Only a few years ago, Echo Park Avenue inspired “Mi Vida Loca,” a popular art-house film about gangs, guns and drugs.

Today, the same corner that was the movie’s focus is a thriving arts community, with three art galleries and a host of new outlets arriving soon including a fourth gallery and a clothing store opening this month and a coffee shop in the works.

Meanwhile, the formerly gang-infested brick apartment building upstairs has been transformed into a hip place for “urban pioneers” who like the new hardwood floors, the cheap rents and accessibility to a diverse Echo Park neighborhood.

How did the turnabout happen? As it turns out, it was a combination of community involvement, commerce and local government.

Most people familiar with the neighborhood credit the shutdown of a notorious nightclub in the mid-’90s as the true beginning of the renaissance. The Suku Suku nightclub was the site of at least three murders and a dozen shootings in the early to mid-’90s. Once the night club was closed, the area was poised for improvement.

“If your car was stolen you could probably find it at Suku Suku,” said Susan Borden, secretary of the Echo Park Improvement Association. “Once that bar was closed, it made a tremendous difference. The whole area quieted down.”

Borden also credits the formation of a neighborhood watch group in 1991 with making the area measurably safer. She said better lighting has been another key. “When Jackie Goldberg first became our council member, one of her first goals was improving the lighting on Echo Park Avenue. It doesn’t sound like much, but lighting is a big part of security,” Borden said.

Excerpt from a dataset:

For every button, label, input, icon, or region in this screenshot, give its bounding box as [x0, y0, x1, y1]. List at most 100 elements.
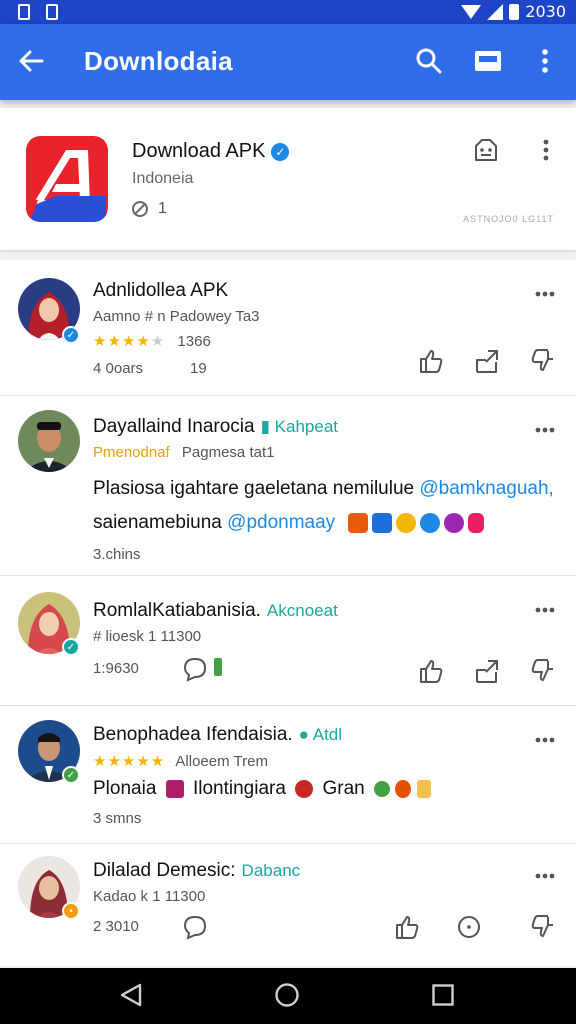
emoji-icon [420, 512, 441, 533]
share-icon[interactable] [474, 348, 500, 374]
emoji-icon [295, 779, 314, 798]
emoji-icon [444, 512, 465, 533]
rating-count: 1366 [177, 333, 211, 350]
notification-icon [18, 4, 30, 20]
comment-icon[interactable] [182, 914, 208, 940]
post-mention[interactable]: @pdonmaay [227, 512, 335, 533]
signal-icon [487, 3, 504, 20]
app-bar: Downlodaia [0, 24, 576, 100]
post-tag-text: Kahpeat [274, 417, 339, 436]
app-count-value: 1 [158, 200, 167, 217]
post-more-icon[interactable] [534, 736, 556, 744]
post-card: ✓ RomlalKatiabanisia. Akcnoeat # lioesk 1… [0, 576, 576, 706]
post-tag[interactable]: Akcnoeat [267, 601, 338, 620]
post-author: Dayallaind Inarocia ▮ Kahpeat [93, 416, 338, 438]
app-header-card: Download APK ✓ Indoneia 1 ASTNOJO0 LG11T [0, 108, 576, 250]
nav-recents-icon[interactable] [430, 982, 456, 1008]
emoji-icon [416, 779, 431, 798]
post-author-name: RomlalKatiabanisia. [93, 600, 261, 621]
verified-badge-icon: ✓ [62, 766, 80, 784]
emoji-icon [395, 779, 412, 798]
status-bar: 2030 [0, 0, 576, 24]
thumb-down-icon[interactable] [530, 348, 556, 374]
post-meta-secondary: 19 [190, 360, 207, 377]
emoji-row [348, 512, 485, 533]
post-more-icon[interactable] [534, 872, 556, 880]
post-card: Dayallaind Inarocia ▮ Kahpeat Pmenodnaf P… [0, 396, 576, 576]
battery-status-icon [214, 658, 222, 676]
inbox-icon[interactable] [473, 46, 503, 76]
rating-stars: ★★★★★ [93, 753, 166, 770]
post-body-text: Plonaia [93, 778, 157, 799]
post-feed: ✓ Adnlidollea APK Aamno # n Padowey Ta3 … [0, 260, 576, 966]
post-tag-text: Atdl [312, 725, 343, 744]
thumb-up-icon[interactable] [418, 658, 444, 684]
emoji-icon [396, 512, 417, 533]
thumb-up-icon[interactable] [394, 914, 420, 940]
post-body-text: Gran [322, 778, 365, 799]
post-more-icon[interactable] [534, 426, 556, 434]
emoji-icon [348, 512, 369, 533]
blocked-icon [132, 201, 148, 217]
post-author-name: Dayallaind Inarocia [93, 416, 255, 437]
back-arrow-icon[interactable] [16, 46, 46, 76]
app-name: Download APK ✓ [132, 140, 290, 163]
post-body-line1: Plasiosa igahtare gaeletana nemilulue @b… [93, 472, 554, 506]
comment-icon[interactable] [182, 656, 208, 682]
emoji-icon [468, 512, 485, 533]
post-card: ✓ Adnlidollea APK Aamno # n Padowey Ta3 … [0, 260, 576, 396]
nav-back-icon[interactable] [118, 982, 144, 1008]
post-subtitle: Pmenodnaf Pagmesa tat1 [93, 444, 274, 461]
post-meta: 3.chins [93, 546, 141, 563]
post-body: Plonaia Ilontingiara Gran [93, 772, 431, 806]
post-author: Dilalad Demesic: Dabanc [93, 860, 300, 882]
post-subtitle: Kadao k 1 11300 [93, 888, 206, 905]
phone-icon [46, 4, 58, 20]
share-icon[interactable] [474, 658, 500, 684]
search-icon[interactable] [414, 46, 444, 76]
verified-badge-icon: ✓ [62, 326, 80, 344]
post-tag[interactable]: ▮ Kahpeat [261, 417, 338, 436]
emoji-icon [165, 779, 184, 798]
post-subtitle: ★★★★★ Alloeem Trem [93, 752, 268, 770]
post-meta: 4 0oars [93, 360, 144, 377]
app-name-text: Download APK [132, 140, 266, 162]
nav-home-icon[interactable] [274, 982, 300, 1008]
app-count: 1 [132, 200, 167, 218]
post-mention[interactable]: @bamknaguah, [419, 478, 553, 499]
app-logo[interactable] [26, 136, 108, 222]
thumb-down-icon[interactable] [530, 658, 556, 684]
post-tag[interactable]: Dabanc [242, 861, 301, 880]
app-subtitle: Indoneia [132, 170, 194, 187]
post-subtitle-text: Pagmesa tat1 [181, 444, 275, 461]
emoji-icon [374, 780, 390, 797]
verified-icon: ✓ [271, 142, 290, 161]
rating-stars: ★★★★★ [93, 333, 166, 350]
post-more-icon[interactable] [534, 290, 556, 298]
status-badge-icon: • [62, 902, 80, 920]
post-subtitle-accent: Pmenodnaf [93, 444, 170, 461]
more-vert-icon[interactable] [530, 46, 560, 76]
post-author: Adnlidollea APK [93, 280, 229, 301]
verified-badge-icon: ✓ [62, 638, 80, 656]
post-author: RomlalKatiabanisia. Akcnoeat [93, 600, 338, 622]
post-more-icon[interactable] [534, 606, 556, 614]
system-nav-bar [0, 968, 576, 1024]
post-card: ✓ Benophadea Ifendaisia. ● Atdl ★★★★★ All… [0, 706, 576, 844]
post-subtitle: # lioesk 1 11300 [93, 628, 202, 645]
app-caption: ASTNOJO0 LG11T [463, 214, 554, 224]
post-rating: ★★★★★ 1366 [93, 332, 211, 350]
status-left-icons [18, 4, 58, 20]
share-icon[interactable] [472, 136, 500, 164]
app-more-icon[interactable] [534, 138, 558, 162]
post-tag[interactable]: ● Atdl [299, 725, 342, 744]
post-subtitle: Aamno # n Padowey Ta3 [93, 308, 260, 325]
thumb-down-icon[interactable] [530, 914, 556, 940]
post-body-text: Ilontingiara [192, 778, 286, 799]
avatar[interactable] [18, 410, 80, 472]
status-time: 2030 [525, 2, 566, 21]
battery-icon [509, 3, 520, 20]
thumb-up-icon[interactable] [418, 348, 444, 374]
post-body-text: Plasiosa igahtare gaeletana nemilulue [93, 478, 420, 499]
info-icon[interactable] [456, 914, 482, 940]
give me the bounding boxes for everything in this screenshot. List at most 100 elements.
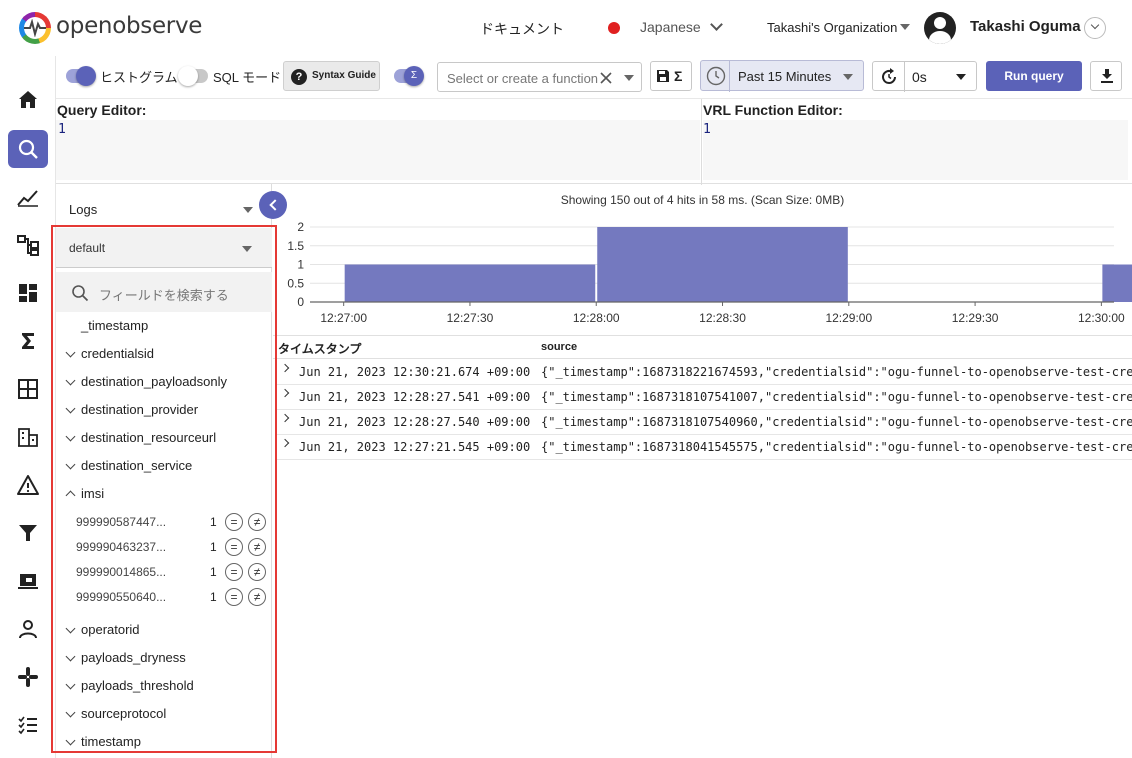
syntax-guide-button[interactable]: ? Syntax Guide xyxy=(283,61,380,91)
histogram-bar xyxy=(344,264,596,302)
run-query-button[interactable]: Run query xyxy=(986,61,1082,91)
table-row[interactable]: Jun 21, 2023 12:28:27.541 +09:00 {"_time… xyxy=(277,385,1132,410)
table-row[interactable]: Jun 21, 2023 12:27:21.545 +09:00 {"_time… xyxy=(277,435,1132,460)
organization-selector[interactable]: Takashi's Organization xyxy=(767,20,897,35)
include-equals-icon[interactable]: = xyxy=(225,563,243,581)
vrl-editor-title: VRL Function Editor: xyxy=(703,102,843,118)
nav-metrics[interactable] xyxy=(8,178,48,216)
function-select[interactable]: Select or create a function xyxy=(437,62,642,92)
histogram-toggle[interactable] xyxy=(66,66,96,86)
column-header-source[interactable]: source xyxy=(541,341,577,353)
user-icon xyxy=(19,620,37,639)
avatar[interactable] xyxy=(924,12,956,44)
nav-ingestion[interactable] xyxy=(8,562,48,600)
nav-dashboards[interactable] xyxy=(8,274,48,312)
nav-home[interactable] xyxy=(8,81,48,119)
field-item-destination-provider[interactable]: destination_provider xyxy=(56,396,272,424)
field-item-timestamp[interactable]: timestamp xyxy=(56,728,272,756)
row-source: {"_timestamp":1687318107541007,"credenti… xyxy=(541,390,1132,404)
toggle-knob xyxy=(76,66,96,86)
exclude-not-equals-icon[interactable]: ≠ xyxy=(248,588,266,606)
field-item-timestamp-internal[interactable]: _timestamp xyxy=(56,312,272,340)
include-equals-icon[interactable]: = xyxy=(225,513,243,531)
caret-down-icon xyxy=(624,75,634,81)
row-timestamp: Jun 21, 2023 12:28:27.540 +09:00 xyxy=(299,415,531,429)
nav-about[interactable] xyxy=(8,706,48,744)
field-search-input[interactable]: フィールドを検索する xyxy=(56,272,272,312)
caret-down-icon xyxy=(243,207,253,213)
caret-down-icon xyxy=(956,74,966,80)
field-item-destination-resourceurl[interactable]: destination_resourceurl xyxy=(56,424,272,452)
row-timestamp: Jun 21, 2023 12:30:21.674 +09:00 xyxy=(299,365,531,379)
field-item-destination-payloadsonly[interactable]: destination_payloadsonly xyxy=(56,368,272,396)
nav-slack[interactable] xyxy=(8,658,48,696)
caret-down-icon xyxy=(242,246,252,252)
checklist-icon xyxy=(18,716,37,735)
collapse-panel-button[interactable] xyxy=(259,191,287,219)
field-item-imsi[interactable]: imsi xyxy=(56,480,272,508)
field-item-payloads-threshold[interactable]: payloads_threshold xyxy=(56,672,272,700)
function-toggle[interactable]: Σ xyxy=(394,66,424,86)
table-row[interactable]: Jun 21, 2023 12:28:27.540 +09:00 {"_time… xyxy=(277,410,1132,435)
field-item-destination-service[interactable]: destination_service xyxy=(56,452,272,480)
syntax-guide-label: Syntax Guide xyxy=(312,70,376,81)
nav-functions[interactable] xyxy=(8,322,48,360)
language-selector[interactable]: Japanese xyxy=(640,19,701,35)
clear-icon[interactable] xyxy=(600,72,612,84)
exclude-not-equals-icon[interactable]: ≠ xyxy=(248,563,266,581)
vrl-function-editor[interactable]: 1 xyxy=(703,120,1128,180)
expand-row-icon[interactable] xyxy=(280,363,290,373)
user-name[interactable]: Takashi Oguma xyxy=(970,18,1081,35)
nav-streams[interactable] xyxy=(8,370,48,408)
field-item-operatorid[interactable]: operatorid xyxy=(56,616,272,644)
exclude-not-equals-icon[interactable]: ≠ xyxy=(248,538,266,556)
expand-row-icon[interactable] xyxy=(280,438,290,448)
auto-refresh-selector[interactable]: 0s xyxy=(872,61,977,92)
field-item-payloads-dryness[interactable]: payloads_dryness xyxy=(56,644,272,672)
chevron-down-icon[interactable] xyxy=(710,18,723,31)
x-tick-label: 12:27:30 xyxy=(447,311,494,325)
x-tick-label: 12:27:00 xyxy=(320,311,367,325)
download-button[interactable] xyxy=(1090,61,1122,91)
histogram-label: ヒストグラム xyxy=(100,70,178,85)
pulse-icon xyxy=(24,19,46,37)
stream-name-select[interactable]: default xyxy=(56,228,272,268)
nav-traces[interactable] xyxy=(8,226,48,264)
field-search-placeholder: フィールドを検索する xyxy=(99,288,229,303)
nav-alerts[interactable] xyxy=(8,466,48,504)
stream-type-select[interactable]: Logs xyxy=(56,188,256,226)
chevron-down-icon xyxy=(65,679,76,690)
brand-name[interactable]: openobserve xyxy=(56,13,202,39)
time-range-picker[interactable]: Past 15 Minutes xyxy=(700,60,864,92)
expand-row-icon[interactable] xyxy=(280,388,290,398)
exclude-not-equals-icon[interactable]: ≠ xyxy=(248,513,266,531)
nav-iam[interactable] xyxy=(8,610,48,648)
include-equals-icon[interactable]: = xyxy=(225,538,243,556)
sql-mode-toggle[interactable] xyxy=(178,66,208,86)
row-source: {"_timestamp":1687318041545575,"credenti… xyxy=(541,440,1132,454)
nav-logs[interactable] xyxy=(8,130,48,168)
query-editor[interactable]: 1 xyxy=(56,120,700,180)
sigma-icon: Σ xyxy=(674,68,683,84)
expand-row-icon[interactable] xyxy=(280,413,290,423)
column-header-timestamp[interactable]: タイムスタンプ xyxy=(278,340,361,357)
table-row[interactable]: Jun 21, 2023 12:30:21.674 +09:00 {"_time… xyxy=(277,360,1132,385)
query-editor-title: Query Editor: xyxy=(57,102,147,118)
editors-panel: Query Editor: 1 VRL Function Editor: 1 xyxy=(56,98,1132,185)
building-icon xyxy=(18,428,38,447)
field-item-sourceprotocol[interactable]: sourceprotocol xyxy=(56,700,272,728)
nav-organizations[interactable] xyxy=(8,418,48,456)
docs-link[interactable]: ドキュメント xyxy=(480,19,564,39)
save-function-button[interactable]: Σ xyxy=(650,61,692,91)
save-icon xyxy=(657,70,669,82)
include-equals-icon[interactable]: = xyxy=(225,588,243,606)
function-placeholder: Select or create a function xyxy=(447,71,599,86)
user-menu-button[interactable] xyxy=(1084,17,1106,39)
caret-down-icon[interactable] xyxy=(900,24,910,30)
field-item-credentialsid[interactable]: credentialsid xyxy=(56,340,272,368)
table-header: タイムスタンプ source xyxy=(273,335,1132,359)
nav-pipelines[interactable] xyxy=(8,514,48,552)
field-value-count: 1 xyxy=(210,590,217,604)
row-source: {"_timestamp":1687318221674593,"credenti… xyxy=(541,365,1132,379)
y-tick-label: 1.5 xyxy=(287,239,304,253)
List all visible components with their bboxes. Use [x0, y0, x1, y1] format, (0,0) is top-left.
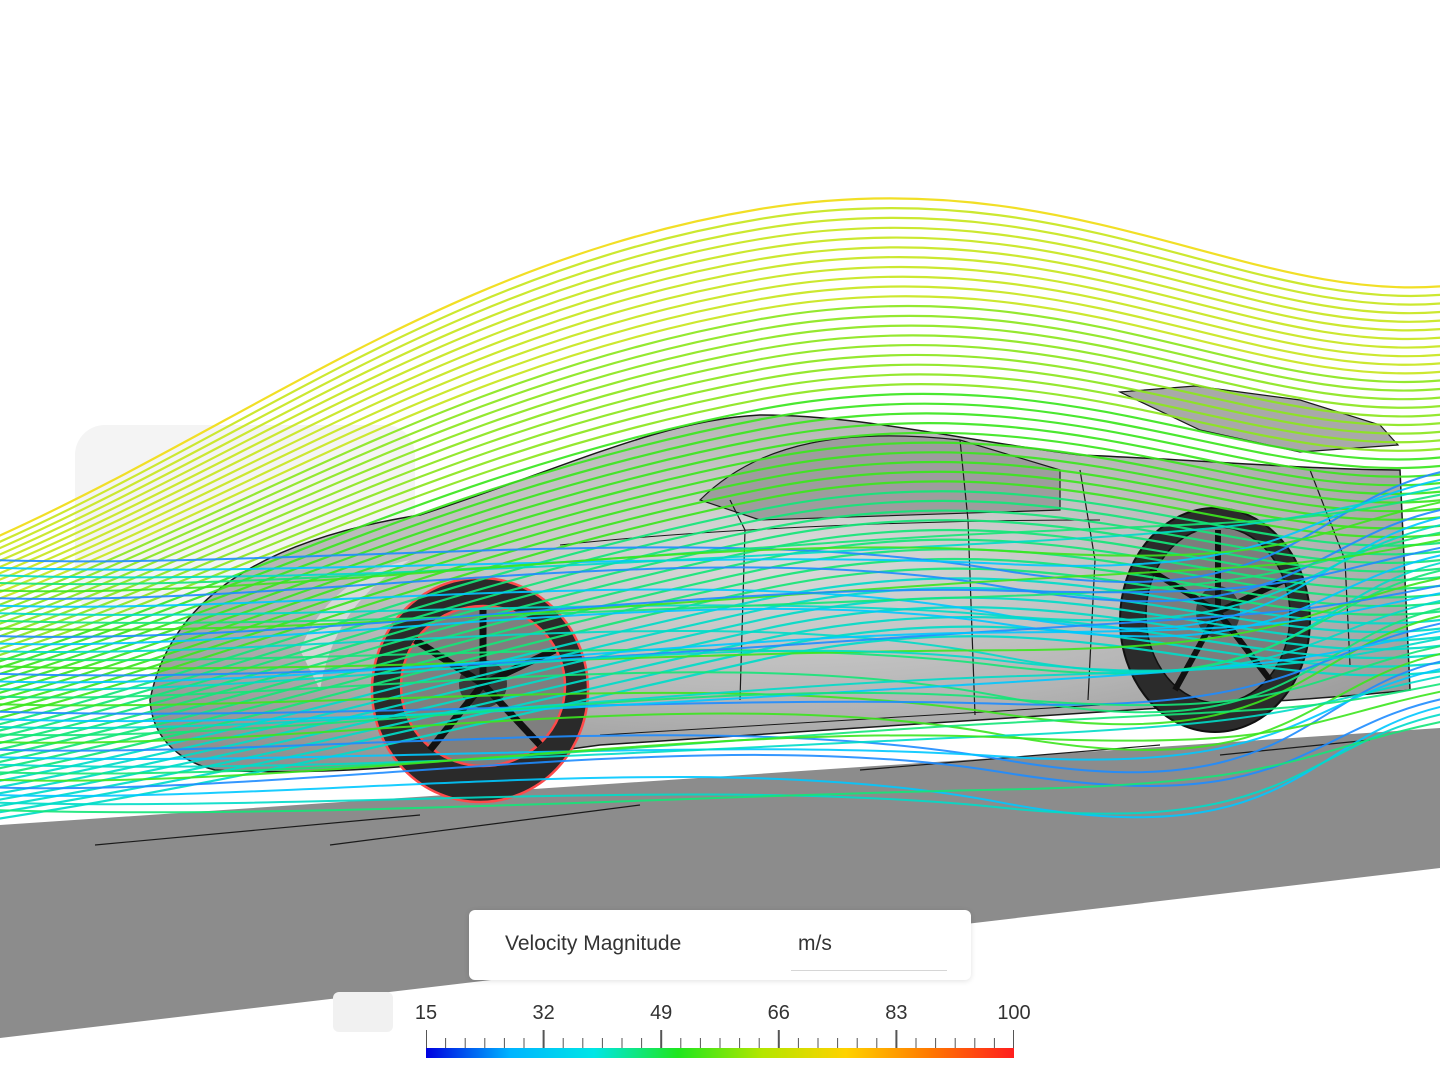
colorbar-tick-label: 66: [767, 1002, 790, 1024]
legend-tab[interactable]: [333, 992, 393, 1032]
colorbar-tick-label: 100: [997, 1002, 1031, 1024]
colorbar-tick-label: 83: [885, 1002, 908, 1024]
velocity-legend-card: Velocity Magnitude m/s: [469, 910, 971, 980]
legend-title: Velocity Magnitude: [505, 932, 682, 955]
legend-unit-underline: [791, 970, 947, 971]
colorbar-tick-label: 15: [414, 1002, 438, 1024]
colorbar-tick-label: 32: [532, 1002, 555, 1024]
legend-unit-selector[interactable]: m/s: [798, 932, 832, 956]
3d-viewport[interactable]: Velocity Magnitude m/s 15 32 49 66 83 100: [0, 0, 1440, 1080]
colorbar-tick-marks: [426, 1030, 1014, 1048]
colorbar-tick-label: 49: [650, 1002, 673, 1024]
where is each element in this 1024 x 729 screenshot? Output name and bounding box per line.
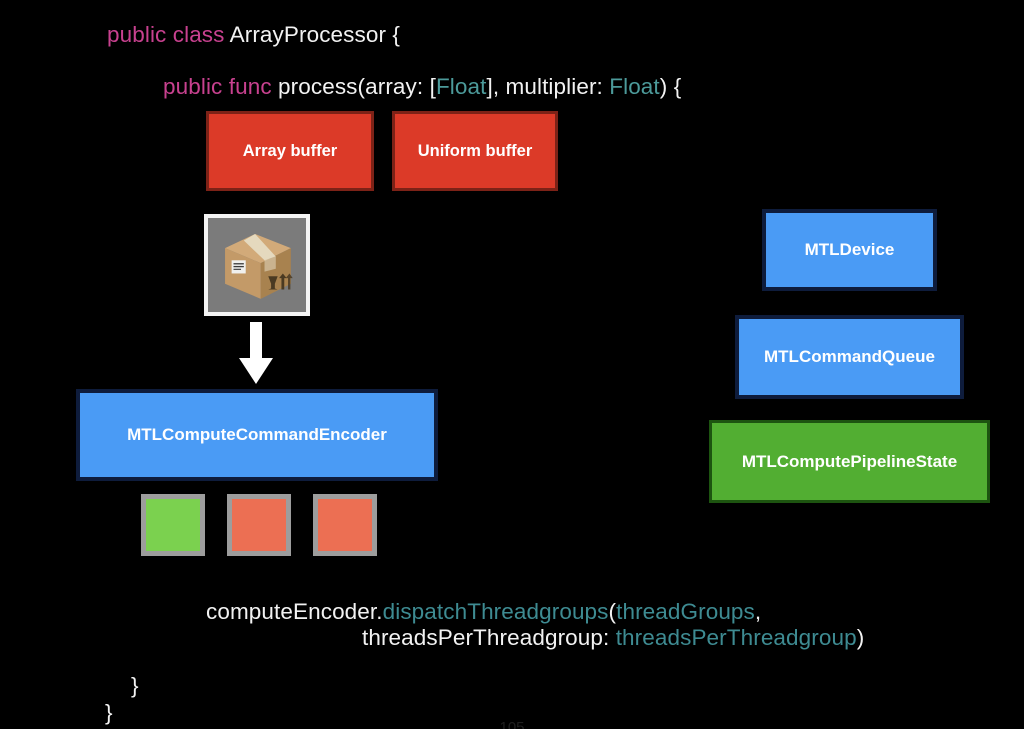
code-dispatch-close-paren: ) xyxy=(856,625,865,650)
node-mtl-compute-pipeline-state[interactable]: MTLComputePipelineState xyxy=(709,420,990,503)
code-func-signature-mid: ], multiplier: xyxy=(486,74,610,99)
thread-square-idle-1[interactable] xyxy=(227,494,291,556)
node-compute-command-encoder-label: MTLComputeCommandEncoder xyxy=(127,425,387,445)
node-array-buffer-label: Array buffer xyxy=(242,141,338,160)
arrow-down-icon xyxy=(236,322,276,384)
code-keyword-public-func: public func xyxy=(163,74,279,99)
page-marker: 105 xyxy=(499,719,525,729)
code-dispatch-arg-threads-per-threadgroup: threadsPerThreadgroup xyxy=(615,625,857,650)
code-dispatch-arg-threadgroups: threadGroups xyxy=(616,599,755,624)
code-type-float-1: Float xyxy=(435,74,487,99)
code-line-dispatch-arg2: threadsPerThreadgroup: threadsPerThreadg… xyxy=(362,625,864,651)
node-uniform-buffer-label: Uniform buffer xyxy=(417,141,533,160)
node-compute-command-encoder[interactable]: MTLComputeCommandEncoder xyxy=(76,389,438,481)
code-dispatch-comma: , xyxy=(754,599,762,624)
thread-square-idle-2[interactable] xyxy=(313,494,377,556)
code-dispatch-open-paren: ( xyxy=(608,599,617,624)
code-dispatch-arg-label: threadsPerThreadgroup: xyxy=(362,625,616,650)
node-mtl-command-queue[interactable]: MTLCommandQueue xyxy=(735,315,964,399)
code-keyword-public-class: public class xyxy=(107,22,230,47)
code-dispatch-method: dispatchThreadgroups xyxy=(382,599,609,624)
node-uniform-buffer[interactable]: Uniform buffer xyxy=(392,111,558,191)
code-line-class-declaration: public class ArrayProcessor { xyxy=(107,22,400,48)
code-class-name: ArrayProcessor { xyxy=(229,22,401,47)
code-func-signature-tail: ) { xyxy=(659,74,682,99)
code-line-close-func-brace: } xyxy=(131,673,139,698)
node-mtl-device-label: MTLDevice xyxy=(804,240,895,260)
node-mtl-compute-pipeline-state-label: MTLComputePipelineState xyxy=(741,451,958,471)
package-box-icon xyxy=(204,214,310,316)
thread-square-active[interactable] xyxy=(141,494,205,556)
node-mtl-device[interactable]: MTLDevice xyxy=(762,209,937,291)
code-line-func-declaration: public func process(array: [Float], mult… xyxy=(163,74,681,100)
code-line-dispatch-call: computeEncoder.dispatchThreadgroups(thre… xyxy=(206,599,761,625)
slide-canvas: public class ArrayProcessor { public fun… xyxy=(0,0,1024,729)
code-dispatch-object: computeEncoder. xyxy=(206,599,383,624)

*TASK LIST*:
A) Translate this sentence from the Echo Park Avenue article into Spanish: "The Suku Suku nightclub was the site of at least three murders and a dozen shootings in the early to mid-’90s."
B) Extend the article on the revival of Echo Park Avenue, starting right after its final sentence.

*WRITTEN ANSWERS*:
A) El club nocturno Suku Suku fue escenario de al menos tres asesinatos y una docena de tiroteos entre principios y mediados de los años noventa.

B)
Add to that the intensive crackdown on gang-related crime by the police department’s CRASH unit, and over a three-year period the gangs that made the neighborhood notorious moved away.

Catalysts of change

About four years ago, Irving (Butch) Berliner and his family bought a 44-unit apartment building and the row of shops underneath at the intersection of Echo Park Avenue and Morton Street. The building was infamous for its drug and gang activity, and the Berliners’ first order of business was to clean up the apartments before focusing on the stores below.

“It was bad, believe me it was bad,” Berliner said. “We just kept after the people in the building; we watched and kept an eye on the people in the building. There were a couple of people who were lookouts, whose kids would run down and deliver drugs to people in the street. One lady had three kids doing that, so we reported her to Child Protective Services. It took a while, but we were able to clean it up.”

Jesus Sanchez moved into the neighborhood about 15 years ago and stayed away from Echo Park Avenue for many years. “All you would hear is gunshots. About three years ago, I bought a house around the corner from the gallery, and that intersection was in my face,” he said.

A little over two years ago, Sanchez noticed the Berliners were fixing up the dilapidated apartment building and he started investigating the shops with the “For Rent” signs in the window. For $300 a month, Sanchez was able to realize his dream of opening an art gallery. “I thought it was safe enough at that point to open the gallery there. Once we got there it became even safer. People knew no one would break into their car,” he said.

A few months after Ojala opened in May 1998, Aaron Donovan and Patti Castillo opened Delirium Tremens, another art gallery. At about the same time, Robin Blackman and her husband opened a photography gallery named fototeka, after a gallery they visited in Cuba.

Rapid turnaround

It was not the Berliners’ intention to start a thriving arts center on the strip, but the family is thrilled.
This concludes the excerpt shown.